» Document section
════════════════

   Given all that, DeLisi was amazed by the good cheer the Galvin matriarch displayed. “You can’t be heartbroken every day,” Mimi liked to say.

 

* * *

 

   —

   IN THE YEARS before Lynn DeLisi walked through the Galvins’ door, there was still no single theory of schizophrenia that was universally accepted. The precise mechanism of the disease remained a mystery, and many of the same nature-nurture battles continued. But without any great fanfare, some things were slowly changing.

   After three decades, the schizophrenogenic mother theory was losing its hold. In 1982, an Australian psychiatrist named Gordon Parker published a review of schizophrenogenic-mother research in The Journal of Nervous and Mental Disease, concluding that, while distant and controlling mothers no doubt existed, there was no evidence that they were more likely than anyone else to have children with schizophrenia. The next year, Chestnut Lodge—the institution that, under the direction of Frieda Fromm-Reichmann, steadfastly ignored all calls to treat schizophrenia as a biological disorder—experienced a dramatic reversal. Thomas McGlashan, who had joined the hospital as a therapist in the 1970s, went public with a study of the case records of every patient treated there between 1950 and 1975. His conclusion: Only one third of Chestnut Lodge’s patients were moderately improved or recovered. If, like the psychoanalysts of Chestnut Lodge, you believed that the right course of therapy could cure almost any psychotic patient, a 33 percent success rate was not something to be proud of—especially not when the pharmaceutical industry was claiming a much higher success rate in treating the symptoms of psychosis. “Frieda…embarked on a grand experiment,” McGlashan said at the time. “The data is in. The experiment failed.”

       After decades of debate, the thinking about schizophrenia seemed to be consolidating around the physical nature of the disease. On The Phil Donahue Show in 1983, the NIMH psychiatrist E. Fuller Torrey, promoting the publication of his book Surviving Schizophrenia, one of the most popular and influential books on the illness that decade and beyond, showed the audience images of CT scans of healthy brains, contrasted with brains with enlarged ventricles of schizophrenia patients. “That’s the brain disease you are looking at,” Torrey said. In a study published that same year, Torrey and his colleagues on Richard Wyatt’s team had ruled out neuroleptic medications as the cause of these larger ventricles; it was the illness, not the medication, that seemed to create this difference. Anyone who could not acknowledge now that schizophrenia was physical, he joked, must be a little behind in their reading. “Unfortunately there is a segment of the psychiatric community that reads only the National Geographic,” Torrey said. “They have not got the word yet.”
════════════════
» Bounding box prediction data
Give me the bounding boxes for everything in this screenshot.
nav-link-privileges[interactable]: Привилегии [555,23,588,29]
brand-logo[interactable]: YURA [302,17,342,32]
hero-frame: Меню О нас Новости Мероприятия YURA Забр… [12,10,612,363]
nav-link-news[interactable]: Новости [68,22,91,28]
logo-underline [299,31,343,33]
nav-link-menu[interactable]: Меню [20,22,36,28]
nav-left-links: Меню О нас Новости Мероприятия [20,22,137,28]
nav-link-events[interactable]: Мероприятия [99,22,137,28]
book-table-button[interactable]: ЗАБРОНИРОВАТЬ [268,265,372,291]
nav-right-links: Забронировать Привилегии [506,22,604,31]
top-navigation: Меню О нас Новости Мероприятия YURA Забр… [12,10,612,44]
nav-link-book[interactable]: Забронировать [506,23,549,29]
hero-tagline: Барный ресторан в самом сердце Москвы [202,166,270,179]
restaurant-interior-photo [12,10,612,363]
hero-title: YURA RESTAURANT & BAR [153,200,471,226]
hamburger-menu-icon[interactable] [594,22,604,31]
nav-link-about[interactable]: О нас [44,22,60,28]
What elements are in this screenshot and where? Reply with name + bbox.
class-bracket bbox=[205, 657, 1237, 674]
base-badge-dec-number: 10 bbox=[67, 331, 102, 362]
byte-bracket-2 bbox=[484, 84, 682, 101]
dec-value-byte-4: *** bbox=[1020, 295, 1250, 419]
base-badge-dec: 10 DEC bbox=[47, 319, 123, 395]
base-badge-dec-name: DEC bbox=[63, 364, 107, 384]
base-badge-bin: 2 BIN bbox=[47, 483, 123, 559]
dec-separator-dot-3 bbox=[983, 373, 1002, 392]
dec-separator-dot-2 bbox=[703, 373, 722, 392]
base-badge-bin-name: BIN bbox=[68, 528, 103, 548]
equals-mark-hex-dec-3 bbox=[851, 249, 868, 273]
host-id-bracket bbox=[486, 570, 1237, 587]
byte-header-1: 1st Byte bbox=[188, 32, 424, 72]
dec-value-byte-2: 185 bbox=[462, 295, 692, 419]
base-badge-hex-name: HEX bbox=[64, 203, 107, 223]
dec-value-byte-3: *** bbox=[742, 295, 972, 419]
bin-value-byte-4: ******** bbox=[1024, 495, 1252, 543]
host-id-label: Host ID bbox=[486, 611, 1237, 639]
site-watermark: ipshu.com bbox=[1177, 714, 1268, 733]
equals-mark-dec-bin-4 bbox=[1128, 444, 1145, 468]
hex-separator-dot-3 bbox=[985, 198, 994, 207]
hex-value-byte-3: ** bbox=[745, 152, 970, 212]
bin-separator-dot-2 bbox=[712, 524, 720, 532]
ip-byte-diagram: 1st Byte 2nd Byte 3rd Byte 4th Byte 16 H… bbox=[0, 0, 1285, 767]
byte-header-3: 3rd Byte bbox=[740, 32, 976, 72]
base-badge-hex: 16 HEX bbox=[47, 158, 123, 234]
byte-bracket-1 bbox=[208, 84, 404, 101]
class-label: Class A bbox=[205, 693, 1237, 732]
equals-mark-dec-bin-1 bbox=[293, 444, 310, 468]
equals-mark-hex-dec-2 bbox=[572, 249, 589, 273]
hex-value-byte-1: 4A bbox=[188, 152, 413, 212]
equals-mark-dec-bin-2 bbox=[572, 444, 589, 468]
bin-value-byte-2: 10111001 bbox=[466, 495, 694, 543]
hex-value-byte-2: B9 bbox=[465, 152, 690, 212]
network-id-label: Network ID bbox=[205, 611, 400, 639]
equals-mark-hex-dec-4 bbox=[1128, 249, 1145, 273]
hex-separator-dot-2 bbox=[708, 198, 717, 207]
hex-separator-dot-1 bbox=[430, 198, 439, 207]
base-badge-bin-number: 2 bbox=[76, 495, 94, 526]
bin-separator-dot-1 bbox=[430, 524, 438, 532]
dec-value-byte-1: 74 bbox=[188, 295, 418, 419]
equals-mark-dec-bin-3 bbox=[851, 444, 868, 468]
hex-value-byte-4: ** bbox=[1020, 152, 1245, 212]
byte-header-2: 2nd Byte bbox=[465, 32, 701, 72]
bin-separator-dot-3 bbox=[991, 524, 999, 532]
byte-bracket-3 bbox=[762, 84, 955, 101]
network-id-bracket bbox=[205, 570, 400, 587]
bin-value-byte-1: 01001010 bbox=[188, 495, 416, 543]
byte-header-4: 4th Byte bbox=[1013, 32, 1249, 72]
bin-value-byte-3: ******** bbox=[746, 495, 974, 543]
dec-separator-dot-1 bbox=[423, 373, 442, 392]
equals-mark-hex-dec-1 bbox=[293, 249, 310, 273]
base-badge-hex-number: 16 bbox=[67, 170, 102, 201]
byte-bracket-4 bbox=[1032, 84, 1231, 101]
════════════════
Pick up the account of shifting views on schizophrenia after its final sentence and keep writing it.

» Result of this exercise
   This was the age of biological psychiatry now, with psychopharmacology not far behind. The latest DSM—the DSM-III, published in 1980—had narrowed the diagnostic criteria of schizophrenia to seem less like the syndrome it was and more closely resemble a specific illness. Based on this new criteria, even Joanne Greenberg, the author of I Never Promised You a Rose Garden, was said to have been misdiagnosed at Chestnut Lodge. The delusional teenage girl did not have schizophrenia at all, a team of researchers declared in 1981, but merely suffered from an episode of somatization disorder, once known as hysteria—fleeting hallucinations coupled with acute but temporary physical pain. Schizophrenia’s star patient might not have been that sick to begin with.

   It was a little too early, however, to declare victory in the nature-nurture war. With talk therapy on the ropes, neuroleptic drugs were ascendant. These drugs changed the lives of thousands of people, helping them create some space between themselves and their delusions. In the popular imagination, and even among many doctors, neuroleptics were considered revelatory, like insulin for diabetes. But how could that be when schizophrenia itself remained ragingly mysterious, and the drugs themselves could be physically damaging? The drugs made some patients obese, others stiff and ungainly, others practically catatonic—this from drugs that had been hailed as miracles. For the chronically mentally ill, success had been defined down to a point where it was starting to look a lot like failure.